In our print edition for Issue 5 (13 February 2014) we published an abbreviated version of the following letter. Here is the full extended version:
Rory Weal’s opinion in the edition for the 6 February 2014 was a short piece I wished could have been shorter, by around 350 words. His piece contained a number of mistakes and unnecessary hyperbole that it, for the first time in my life, generated the urge in me to write a strongly worded letter. The first issue was to suggest his ‘faith in humanity’ was ‘smashed’ by a group of students singing a rude song at – god forbid – a rugby match. Is Mr Weal such a delicate wallflower to have his hope in the kindness of humankind destroyed by, what is probably a fair assumption, some beer drinking rugby suppporters? If so, then perhaps he should remain in his college quarters and not venture out into the real world.

Spatial layout listing:
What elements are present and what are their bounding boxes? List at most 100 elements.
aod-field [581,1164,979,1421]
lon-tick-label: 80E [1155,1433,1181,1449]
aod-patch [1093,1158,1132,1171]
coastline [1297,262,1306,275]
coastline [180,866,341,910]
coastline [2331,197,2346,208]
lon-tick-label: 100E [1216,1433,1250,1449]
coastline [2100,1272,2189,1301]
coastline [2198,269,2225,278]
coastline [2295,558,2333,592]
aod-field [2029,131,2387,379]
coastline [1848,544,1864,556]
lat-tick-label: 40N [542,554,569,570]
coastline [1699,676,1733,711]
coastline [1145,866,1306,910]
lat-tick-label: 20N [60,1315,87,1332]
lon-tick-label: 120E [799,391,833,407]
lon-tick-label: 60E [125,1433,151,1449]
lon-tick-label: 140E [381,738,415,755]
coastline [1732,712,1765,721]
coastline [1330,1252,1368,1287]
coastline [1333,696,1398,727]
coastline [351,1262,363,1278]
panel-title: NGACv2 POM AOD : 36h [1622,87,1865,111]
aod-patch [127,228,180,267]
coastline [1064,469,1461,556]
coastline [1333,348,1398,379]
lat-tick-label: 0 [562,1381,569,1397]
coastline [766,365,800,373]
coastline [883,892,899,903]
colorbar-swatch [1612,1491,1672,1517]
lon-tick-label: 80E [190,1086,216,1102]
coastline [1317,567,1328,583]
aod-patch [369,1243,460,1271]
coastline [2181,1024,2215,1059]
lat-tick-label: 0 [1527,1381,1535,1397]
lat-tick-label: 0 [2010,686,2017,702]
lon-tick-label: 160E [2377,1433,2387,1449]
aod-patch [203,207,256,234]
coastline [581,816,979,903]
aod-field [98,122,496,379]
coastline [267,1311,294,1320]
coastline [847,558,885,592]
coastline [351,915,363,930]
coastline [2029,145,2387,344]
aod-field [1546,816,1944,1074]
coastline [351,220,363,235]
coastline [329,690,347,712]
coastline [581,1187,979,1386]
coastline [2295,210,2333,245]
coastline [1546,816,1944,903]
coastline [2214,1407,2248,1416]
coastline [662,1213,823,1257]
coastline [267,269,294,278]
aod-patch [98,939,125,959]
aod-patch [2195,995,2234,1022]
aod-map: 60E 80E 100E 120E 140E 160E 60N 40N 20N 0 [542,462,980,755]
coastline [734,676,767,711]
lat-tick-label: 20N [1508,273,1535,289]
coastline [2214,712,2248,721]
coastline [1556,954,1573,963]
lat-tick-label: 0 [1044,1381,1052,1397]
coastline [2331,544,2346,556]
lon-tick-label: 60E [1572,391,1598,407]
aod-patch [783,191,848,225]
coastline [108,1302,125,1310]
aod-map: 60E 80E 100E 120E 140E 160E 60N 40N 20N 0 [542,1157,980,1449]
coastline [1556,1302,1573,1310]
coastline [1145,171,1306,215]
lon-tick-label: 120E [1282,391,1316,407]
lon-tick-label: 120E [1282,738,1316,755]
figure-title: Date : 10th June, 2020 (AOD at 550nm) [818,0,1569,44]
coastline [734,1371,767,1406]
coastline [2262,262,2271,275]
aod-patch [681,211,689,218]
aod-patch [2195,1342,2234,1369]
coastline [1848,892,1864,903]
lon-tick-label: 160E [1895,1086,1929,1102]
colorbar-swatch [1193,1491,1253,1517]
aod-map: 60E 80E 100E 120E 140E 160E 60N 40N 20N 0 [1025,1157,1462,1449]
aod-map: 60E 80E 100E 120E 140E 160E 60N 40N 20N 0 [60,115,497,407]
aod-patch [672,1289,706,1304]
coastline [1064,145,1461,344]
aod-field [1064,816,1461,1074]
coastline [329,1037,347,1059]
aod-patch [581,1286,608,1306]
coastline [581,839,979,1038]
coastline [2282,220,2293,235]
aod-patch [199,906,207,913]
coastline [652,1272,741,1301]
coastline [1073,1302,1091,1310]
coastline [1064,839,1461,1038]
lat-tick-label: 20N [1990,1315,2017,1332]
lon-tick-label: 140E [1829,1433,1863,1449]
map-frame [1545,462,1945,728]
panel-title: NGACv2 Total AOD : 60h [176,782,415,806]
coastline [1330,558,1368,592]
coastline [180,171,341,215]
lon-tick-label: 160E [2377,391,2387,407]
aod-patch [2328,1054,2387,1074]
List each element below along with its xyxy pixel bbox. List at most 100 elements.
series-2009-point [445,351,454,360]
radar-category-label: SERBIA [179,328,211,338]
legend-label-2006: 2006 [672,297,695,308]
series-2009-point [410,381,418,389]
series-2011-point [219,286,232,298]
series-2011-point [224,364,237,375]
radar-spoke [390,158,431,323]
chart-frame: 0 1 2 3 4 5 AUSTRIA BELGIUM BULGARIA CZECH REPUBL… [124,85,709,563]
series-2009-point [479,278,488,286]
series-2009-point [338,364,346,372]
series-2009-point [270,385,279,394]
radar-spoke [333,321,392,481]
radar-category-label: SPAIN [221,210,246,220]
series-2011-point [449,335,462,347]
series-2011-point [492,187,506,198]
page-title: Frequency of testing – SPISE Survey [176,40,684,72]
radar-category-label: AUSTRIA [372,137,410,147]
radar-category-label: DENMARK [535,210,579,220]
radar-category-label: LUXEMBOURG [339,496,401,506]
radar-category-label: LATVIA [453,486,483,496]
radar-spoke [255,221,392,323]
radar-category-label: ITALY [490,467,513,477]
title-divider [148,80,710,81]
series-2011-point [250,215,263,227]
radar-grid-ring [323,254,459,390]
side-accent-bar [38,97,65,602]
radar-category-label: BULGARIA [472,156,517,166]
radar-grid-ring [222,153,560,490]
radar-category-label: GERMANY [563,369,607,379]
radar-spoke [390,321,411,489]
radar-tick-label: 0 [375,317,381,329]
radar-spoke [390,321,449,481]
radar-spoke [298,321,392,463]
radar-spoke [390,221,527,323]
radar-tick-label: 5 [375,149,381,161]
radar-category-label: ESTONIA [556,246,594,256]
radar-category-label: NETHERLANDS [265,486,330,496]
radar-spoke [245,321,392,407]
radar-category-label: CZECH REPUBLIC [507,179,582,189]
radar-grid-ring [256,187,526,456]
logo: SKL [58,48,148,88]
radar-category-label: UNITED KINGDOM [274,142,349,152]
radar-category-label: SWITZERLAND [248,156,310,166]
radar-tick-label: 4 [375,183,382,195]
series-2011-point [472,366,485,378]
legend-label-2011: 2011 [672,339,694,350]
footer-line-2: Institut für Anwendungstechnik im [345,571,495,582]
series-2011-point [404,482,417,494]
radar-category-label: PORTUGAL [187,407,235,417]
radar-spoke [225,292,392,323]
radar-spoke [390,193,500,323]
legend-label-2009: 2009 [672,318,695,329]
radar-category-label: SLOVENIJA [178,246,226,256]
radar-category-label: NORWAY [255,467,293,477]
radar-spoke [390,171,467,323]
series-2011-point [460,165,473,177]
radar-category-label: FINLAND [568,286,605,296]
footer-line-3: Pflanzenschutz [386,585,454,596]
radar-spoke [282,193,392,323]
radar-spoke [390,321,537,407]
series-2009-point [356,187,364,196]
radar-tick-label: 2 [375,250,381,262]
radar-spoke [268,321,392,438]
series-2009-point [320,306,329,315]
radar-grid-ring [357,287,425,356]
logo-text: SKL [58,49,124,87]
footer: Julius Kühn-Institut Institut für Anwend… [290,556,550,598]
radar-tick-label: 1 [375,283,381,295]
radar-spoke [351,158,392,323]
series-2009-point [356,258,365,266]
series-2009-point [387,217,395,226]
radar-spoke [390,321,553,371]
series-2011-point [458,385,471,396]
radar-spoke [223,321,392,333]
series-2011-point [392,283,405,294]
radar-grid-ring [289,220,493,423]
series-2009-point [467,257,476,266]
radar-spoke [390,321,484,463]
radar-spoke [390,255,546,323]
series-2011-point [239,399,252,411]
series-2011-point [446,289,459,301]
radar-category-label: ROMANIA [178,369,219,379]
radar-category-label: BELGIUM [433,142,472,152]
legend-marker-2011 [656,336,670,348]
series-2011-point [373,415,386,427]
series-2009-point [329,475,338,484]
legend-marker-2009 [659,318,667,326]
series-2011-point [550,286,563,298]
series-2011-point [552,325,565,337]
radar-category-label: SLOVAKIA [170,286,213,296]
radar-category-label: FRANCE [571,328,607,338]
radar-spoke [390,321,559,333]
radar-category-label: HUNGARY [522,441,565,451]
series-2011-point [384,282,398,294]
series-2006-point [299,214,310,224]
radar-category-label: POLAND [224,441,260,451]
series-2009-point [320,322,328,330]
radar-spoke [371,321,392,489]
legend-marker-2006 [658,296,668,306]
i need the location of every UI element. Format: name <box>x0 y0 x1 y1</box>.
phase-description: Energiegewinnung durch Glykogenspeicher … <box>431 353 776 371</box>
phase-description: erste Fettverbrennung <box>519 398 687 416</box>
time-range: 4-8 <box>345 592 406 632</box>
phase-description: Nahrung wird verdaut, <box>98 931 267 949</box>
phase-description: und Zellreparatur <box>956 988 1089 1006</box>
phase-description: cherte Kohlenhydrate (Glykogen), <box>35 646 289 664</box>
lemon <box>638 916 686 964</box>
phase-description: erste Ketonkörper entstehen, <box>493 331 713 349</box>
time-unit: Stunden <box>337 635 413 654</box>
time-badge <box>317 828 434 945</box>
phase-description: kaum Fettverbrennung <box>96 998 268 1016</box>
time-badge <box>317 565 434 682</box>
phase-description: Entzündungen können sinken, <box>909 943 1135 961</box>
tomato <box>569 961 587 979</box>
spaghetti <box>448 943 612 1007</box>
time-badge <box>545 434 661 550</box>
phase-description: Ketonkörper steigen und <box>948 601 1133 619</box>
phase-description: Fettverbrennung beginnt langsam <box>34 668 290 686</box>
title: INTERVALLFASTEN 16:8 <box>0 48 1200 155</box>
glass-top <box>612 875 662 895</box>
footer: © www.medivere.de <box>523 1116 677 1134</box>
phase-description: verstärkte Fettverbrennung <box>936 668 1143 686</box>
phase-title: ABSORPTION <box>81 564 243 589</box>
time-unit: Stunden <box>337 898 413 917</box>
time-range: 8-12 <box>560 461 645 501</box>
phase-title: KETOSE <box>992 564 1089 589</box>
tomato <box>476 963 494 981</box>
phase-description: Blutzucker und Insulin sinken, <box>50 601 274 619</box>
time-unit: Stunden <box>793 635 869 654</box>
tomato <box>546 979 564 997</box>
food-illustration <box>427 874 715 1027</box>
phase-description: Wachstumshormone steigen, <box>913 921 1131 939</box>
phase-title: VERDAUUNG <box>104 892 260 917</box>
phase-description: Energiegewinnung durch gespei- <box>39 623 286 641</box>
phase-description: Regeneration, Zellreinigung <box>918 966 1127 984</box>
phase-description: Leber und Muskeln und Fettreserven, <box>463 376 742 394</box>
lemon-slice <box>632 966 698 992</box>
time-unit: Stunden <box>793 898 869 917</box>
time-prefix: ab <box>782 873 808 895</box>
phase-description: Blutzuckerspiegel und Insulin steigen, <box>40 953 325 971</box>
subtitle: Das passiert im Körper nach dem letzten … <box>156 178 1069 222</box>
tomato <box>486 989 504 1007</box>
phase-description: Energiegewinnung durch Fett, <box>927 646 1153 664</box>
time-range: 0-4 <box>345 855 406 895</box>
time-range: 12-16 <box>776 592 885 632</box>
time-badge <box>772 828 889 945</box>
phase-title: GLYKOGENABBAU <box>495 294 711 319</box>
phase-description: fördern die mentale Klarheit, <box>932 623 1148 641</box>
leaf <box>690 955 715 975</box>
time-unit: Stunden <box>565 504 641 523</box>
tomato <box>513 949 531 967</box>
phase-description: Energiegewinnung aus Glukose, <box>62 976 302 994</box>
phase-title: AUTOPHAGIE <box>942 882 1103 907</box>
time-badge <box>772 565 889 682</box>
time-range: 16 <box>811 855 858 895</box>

▸ INSTRUCTIONS:
**A)** Please reproduce the full letter about Rory Weal's opinion piece word for word.
**B)** Render the listing as a numbered list, including everything from its first line down to the line containing "lon-tick-label: 120E [799,391,833,407]", with both ends included and blank lines omitted.
The letter and the listing come from separate sources.

▸ RESPONSES:
**A)**
In our print edition for Issue 5 (13 February 2014) we published an abbreviated version of the following letter. Here is the full extended version:
Rory Weal’s opinion in the edition for the 6 February 2014 was a short piece I wished could have been shorter, by around 350 words. His piece contained a number of mistakes and unnecessary hyperbole that it, for the first time in my life, generated the urge in me to write a strongly worded letter. The first issue was to suggest his ‘faith in humanity’ was ‘smashed’ by a group of students singing a rude song at – god forbid – a rugby match. Is Mr Weal such a delicate wallflower to have his hope in the kindness of humankind destroyed by, what is probably a fair assumption, some beer drinking rugby suppporters? If so, then perhaps he should remain in his college quarters and not venture out into the real world.

**B)**
1. What elements are present and what are their bounding boxes? List at most 100 elements.
2. aod-field [581,1164,979,1421]
3. lon-tick-label: 80E [1155,1433,1181,1449]
4. aod-patch [1093,1158,1132,1171]
5. coastline [1297,262,1306,275]
6. coastline [180,866,341,910]
7. coastline [2331,197,2346,208]
8. lon-tick-label: 100E [1216,1433,1250,1449]
9. coastline [2100,1272,2189,1301]
10. coastline [2198,269,2225,278]
11. coastline [2295,558,2333,592]
12. aod-field [2029,131,2387,379]
13. coastline [1848,544,1864,556]
14. lat-tick-label: 40N [542,554,569,570]
15. coastline [1699,676,1733,711]
16. coastline [1145,866,1306,910]
17. lat-tick-label: 20N [60,1315,87,1332]
18. lon-tick-label: 120E [799,391,833,407]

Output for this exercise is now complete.